**EXERCISE:**
Copy each line that has the string "speaking" somewhere in it.

**DATA LINES:**
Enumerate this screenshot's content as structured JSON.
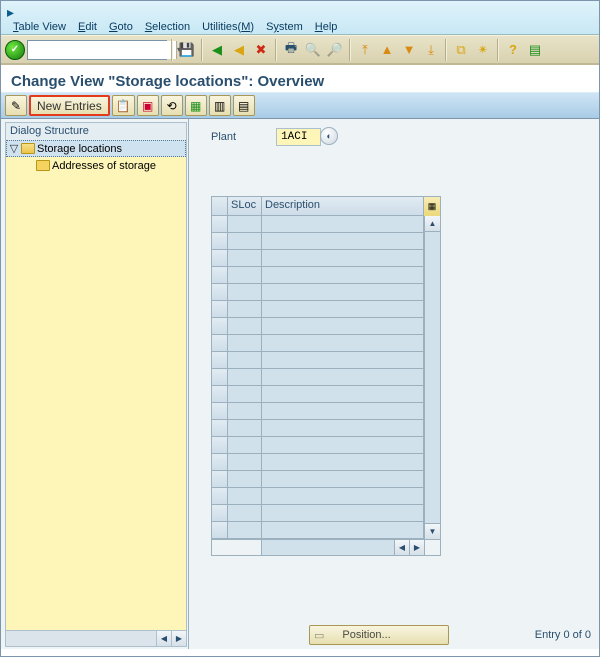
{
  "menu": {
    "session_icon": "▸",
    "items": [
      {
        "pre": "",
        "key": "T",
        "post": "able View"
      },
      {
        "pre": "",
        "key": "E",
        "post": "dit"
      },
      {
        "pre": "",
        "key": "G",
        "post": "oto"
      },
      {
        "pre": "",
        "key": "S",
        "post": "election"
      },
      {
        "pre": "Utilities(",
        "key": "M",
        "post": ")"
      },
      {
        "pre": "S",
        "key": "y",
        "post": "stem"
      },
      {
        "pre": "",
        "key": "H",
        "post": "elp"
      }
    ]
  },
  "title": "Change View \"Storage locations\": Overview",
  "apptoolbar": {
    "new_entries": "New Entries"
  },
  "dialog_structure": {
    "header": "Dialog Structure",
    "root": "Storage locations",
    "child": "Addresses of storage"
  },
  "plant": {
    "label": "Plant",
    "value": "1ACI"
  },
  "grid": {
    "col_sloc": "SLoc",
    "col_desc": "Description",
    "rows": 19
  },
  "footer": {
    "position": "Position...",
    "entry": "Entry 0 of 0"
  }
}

==

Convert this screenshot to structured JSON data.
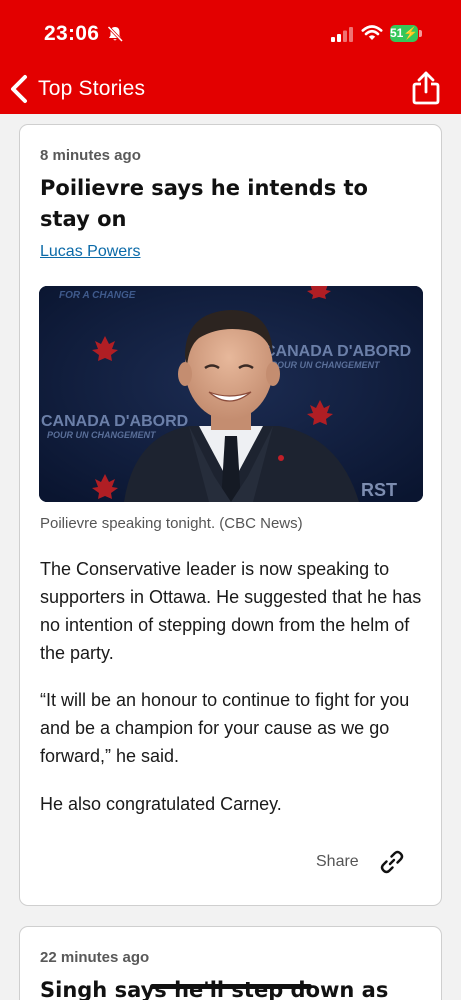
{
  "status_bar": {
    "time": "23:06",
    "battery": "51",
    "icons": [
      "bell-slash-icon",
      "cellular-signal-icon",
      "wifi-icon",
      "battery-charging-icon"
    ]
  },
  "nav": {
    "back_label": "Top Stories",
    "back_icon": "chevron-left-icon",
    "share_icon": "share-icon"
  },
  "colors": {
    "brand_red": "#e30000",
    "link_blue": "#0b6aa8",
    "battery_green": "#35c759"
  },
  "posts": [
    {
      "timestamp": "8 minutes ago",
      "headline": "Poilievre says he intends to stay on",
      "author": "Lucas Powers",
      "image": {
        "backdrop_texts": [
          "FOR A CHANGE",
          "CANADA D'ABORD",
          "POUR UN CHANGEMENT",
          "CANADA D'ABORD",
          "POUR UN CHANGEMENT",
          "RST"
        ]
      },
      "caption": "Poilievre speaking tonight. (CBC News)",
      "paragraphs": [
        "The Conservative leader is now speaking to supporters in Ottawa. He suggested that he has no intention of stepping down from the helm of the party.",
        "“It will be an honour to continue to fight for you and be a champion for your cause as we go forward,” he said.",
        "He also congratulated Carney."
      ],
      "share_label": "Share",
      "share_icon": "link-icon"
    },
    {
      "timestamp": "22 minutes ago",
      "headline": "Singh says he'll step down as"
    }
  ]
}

**RESULT FOR THIS TASK:**
      "caption": "Poilievre speaking tonight. (CBC News)",
        "The Conservative leader is now speaking to supporters in Ottawa. He suggested that he has no intention of stepping down from the helm of the party.",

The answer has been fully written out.